= Problem requirements =
Look through the listing for the word "model". Copy each line that has it.
:: Extracted material
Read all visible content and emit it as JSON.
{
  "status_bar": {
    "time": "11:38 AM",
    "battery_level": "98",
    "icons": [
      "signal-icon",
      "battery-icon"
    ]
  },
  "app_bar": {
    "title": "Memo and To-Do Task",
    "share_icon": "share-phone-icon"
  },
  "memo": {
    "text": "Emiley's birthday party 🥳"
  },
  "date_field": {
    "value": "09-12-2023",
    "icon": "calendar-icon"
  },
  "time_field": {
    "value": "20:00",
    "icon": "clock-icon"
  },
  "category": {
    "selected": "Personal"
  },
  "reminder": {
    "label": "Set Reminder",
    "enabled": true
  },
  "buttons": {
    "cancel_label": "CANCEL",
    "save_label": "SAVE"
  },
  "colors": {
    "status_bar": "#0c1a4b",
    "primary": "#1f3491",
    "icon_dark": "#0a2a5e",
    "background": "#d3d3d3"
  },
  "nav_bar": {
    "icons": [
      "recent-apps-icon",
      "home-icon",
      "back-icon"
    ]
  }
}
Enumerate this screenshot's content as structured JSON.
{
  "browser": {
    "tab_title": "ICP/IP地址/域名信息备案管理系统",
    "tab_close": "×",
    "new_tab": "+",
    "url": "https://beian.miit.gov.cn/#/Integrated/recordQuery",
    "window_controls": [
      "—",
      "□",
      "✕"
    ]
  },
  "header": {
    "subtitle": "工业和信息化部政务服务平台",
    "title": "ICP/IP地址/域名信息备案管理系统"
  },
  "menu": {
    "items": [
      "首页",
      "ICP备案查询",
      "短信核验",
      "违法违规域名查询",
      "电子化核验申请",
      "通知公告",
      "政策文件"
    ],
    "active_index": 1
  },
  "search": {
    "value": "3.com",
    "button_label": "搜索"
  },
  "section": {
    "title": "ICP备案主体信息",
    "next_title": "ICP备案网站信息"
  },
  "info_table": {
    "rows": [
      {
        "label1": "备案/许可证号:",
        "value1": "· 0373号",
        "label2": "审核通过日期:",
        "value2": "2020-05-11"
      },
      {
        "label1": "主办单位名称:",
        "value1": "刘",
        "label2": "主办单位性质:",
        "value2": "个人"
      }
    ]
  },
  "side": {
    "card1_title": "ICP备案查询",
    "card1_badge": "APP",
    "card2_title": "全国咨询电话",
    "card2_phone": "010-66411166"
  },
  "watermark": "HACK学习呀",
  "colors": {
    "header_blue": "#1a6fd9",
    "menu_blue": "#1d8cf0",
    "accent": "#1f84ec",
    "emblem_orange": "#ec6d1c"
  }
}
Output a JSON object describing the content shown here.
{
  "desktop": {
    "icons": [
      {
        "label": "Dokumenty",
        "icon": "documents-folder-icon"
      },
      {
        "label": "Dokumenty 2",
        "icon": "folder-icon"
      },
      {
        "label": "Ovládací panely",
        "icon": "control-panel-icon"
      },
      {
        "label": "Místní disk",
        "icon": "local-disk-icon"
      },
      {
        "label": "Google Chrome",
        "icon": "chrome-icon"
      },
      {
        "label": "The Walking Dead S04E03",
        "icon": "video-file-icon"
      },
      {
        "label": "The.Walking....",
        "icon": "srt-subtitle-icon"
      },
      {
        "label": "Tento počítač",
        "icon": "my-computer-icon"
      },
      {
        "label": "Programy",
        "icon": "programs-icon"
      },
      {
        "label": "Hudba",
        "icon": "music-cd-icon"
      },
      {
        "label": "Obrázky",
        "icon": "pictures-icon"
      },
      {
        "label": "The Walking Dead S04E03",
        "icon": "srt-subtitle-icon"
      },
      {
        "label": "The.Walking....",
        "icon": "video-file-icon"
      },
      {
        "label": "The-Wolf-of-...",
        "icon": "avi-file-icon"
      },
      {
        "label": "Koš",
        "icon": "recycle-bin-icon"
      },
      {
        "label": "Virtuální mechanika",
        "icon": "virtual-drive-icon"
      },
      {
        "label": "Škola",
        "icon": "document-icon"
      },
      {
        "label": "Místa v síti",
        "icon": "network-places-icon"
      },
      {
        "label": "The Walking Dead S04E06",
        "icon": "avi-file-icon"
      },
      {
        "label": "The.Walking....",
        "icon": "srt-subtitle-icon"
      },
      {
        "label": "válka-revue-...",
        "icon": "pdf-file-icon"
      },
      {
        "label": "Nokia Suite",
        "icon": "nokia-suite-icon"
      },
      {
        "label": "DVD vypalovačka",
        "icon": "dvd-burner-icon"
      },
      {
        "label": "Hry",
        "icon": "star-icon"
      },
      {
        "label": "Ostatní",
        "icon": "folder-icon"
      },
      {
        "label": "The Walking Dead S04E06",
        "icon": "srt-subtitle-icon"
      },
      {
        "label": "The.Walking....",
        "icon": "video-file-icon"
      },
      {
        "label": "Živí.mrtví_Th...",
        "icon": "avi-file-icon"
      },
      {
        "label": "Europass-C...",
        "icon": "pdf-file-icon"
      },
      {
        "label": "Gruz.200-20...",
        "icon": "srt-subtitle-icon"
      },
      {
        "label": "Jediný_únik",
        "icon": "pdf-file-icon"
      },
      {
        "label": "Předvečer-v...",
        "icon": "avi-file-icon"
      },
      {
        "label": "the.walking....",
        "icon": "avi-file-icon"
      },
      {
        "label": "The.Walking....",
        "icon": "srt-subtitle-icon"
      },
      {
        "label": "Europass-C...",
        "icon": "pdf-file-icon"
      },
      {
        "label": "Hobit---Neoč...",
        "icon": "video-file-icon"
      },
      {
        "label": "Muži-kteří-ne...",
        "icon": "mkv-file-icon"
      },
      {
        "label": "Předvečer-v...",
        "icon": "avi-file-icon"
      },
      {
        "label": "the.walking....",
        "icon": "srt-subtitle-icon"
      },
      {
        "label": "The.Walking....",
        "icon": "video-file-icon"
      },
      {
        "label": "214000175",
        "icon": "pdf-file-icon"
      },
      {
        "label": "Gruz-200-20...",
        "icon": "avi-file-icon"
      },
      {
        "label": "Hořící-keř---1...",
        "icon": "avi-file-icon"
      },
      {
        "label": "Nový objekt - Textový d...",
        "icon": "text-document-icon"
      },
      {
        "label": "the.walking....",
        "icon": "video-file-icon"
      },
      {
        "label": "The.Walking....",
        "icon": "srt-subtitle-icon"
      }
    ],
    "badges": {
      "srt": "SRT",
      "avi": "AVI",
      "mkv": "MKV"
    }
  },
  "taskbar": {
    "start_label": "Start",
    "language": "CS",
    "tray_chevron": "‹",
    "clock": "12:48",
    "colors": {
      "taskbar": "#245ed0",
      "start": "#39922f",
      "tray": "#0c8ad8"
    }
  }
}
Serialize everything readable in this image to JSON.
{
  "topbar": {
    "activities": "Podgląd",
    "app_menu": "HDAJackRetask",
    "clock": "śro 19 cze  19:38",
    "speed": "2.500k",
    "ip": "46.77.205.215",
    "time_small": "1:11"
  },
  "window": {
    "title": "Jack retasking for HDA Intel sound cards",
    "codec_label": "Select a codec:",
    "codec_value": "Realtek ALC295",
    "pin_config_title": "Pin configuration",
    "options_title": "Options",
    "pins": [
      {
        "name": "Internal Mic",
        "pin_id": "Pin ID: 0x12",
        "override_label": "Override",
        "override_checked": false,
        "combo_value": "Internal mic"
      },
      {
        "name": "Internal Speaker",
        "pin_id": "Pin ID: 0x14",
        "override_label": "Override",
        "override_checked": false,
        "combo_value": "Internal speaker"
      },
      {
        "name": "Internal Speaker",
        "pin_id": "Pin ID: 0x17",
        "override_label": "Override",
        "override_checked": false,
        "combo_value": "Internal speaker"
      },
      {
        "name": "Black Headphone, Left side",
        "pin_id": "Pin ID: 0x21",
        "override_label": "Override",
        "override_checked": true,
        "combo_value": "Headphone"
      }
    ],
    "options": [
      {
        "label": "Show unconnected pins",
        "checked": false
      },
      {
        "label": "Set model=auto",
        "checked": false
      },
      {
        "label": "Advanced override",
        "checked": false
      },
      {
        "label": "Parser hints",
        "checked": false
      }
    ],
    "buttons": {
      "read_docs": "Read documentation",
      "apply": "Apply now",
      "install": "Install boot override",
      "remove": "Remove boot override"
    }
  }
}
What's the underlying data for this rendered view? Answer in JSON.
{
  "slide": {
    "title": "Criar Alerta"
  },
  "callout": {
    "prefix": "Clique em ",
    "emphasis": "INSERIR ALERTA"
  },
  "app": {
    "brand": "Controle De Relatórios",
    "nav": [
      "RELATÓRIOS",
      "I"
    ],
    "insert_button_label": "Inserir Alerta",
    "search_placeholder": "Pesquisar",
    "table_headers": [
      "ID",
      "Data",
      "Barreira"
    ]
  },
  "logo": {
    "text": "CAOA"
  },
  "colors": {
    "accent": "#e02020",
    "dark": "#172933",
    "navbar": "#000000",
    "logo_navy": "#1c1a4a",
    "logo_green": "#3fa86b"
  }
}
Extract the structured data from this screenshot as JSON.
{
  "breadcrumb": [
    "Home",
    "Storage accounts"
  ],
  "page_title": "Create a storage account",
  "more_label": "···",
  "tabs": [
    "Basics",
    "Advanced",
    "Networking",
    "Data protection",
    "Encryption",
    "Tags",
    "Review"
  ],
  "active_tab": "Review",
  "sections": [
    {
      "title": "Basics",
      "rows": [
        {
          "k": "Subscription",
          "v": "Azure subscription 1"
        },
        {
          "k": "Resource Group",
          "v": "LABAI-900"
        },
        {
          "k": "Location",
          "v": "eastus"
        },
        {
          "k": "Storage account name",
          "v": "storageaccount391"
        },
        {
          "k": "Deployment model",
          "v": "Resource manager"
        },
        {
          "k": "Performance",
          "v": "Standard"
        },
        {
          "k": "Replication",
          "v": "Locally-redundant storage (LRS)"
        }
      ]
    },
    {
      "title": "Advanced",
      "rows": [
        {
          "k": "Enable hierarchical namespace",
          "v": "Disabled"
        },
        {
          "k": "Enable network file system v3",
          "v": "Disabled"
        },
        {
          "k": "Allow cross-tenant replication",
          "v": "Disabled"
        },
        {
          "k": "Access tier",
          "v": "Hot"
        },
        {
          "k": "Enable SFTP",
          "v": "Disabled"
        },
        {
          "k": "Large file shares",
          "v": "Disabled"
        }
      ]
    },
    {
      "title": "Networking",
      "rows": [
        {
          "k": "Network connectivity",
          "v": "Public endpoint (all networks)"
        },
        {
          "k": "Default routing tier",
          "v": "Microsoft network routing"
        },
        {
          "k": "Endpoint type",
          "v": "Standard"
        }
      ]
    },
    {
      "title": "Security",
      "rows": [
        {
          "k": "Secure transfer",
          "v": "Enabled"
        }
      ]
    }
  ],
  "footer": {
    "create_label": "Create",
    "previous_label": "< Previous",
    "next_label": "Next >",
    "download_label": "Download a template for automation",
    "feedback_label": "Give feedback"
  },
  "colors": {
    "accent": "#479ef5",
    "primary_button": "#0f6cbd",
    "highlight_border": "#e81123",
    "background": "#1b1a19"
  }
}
::::
= Result for this task =
        "label": "Set model=auto",
          "k": "Deployment model",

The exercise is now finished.